- Dataset rows about figures
----------

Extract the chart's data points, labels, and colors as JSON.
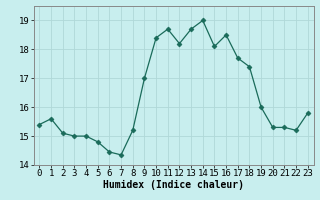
{
  "x": [
    0,
    1,
    2,
    3,
    4,
    5,
    6,
    7,
    8,
    9,
    10,
    11,
    12,
    13,
    14,
    15,
    16,
    17,
    18,
    19,
    20,
    21,
    22,
    23
  ],
  "y": [
    15.4,
    15.6,
    15.1,
    15.0,
    15.0,
    14.8,
    14.45,
    14.35,
    15.2,
    17.0,
    18.4,
    18.7,
    18.2,
    18.7,
    19.0,
    18.1,
    18.5,
    17.7,
    17.4,
    16.0,
    15.3,
    15.3,
    15.2,
    15.8
  ],
  "line_color": "#1a6b5a",
  "marker": "D",
  "marker_size": 2.5,
  "bg_color": "#c8eeee",
  "grid_color": "#b0d8d8",
  "xlabel": "Humidex (Indice chaleur)",
  "ylim": [
    14,
    19.5
  ],
  "xlim": [
    -0.5,
    23.5
  ],
  "yticks": [
    14,
    15,
    16,
    17,
    18,
    19
  ],
  "xticks": [
    0,
    1,
    2,
    3,
    4,
    5,
    6,
    7,
    8,
    9,
    10,
    11,
    12,
    13,
    14,
    15,
    16,
    17,
    18,
    19,
    20,
    21,
    22,
    23
  ],
  "xlabel_fontsize": 7,
  "tick_fontsize": 6.5,
  "spine_color": "#888888"
}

----------

- Work to be completed
Write out the whole listing exactly, and drop the pictures.

- Expected output
Extract the chart's data points, labels, and colors as JSON.
{
  "x": [
    0,
    1,
    2,
    3,
    4,
    5,
    6,
    7,
    8,
    9,
    10,
    11,
    12,
    13,
    14,
    15,
    16,
    17,
    18,
    19,
    20,
    21,
    22,
    23
  ],
  "y": [
    15.4,
    15.6,
    15.1,
    15.0,
    15.0,
    14.8,
    14.45,
    14.35,
    15.2,
    17.0,
    18.4,
    18.7,
    18.2,
    18.7,
    19.0,
    18.1,
    18.5,
    17.7,
    17.4,
    16.0,
    15.3,
    15.3,
    15.2,
    15.8
  ],
  "line_color": "#1a6b5a",
  "marker": "D",
  "marker_size": 2.5,
  "bg_color": "#c8eeee",
  "grid_color": "#b0d8d8",
  "xlabel": "Humidex (Indice chaleur)",
  "ylim": [
    14,
    19.5
  ],
  "xlim": [
    -0.5,
    23.5
  ],
  "yticks": [
    14,
    15,
    16,
    17,
    18,
    19
  ],
  "xticks": [
    0,
    1,
    2,
    3,
    4,
    5,
    6,
    7,
    8,
    9,
    10,
    11,
    12,
    13,
    14,
    15,
    16,
    17,
    18,
    19,
    20,
    21,
    22,
    23
  ],
  "xlabel_fontsize": 7,
  "tick_fontsize": 6.5,
  "spine_color": "#888888"
}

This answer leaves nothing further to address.